### Exercise goal
Copy the records that follow exactly as written, but not their pictures.
▶
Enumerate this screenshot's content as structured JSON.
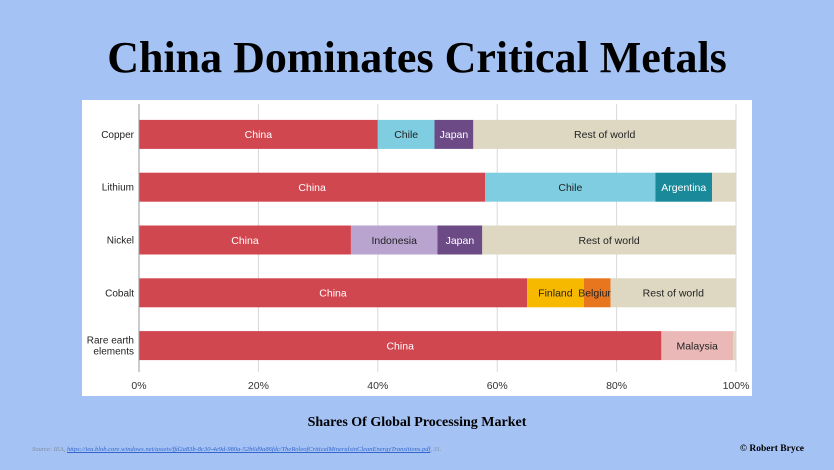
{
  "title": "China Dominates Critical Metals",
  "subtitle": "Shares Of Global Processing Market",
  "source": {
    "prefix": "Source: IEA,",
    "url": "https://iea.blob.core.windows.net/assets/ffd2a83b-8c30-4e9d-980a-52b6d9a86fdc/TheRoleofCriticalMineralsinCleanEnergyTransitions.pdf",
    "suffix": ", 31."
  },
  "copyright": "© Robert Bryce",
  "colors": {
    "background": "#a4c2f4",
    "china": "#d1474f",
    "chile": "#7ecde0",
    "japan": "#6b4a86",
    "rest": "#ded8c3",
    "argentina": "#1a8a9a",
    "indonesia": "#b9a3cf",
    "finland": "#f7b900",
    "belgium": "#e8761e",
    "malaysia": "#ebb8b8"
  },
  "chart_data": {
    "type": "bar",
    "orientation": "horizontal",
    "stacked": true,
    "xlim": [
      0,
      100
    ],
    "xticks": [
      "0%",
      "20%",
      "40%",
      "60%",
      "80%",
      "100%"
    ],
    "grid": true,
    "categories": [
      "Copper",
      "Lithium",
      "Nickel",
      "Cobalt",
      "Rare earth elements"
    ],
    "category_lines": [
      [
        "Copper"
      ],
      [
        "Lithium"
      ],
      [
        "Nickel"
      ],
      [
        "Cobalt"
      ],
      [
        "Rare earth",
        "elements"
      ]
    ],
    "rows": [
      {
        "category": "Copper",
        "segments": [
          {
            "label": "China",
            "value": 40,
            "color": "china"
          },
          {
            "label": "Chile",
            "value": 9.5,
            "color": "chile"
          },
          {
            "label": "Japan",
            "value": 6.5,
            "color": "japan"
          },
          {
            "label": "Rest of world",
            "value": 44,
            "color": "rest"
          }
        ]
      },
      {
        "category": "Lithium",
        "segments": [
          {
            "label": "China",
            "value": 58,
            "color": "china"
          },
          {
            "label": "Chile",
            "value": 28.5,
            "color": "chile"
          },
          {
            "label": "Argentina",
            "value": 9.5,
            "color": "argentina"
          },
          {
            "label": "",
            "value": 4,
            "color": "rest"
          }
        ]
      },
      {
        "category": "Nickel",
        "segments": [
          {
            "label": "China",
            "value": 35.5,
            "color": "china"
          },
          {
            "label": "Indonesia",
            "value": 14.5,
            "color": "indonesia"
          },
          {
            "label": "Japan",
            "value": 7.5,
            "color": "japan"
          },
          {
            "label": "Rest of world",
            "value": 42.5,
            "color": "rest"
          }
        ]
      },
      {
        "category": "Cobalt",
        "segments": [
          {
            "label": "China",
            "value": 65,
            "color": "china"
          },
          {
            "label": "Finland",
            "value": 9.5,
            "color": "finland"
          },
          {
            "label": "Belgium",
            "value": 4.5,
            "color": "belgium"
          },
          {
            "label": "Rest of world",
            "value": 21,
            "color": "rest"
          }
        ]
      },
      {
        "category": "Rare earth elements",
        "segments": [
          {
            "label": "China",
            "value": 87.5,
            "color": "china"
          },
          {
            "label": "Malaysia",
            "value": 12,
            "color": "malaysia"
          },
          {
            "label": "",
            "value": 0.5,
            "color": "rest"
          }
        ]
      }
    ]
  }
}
◀
### Answer below
Enumerate this screenshot's content as structured JSON.
{
  "title": "China Dominates Critical Metals",
  "subtitle": "Shares Of Global Processing Market",
  "source": {
    "prefix": "Source: IEA,",
    "url": "https://iea.blob.core.windows.net/assets/ffd2a83b-8c30-4e9d-980a-52b6d9a86fdc/TheRoleofCriticalMineralsinCleanEnergyTransitions.pdf",
    "suffix": ", 31."
  },
  "copyright": "© Robert Bryce",
  "colors": {
    "background": "#a4c2f4",
    "china": "#d1474f",
    "chile": "#7ecde0",
    "japan": "#6b4a86",
    "rest": "#ded8c3",
    "argentina": "#1a8a9a",
    "indonesia": "#b9a3cf",
    "finland": "#f7b900",
    "belgium": "#e8761e",
    "malaysia": "#ebb8b8"
  },
  "chart_data": {
    "type": "bar",
    "orientation": "horizontal",
    "stacked": true,
    "xlim": [
      0,
      100
    ],
    "xticks": [
      "0%",
      "20%",
      "40%",
      "60%",
      "80%",
      "100%"
    ],
    "grid": true,
    "categories": [
      "Copper",
      "Lithium",
      "Nickel",
      "Cobalt",
      "Rare earth elements"
    ],
    "category_lines": [
      [
        "Copper"
      ],
      [
        "Lithium"
      ],
      [
        "Nickel"
      ],
      [
        "Cobalt"
      ],
      [
        "Rare earth",
        "elements"
      ]
    ],
    "rows": [
      {
        "category": "Copper",
        "segments": [
          {
            "label": "China",
            "value": 40,
            "color": "china"
          },
          {
            "label": "Chile",
            "value": 9.5,
            "color": "chile"
          },
          {
            "label": "Japan",
            "value": 6.5,
            "color": "japan"
          },
          {
            "label": "Rest of world",
            "value": 44,
            "color": "rest"
          }
        ]
      },
      {
        "category": "Lithium",
        "segments": [
          {
            "label": "China",
            "value": 58,
            "color": "china"
          },
          {
            "label": "Chile",
            "value": 28.5,
            "color": "chile"
          },
          {
            "label": "Argentina",
            "value": 9.5,
            "color": "argentina"
          },
          {
            "label": "",
            "value": 4,
            "color": "rest"
          }
        ]
      },
      {
        "category": "Nickel",
        "segments": [
          {
            "label": "China",
            "value": 35.5,
            "color": "china"
          },
          {
            "label": "Indonesia",
            "value": 14.5,
            "color": "indonesia"
          },
          {
            "label": "Japan",
            "value": 7.5,
            "color": "japan"
          },
          {
            "label": "Rest of world",
            "value": 42.5,
            "color": "rest"
          }
        ]
      },
      {
        "category": "Cobalt",
        "segments": [
          {
            "label": "China",
            "value": 65,
            "color": "china"
          },
          {
            "label": "Finland",
            "value": 9.5,
            "color": "finland"
          },
          {
            "label": "Belgium",
            "value": 4.5,
            "color": "belgium"
          },
          {
            "label": "Rest of world",
            "value": 21,
            "color": "rest"
          }
        ]
      },
      {
        "category": "Rare earth elements",
        "segments": [
          {
            "label": "China",
            "value": 87.5,
            "color": "china"
          },
          {
            "label": "Malaysia",
            "value": 12,
            "color": "malaysia"
          },
          {
            "label": "",
            "value": 0.5,
            "color": "rest"
          }
        ]
      }
    ]
  }
}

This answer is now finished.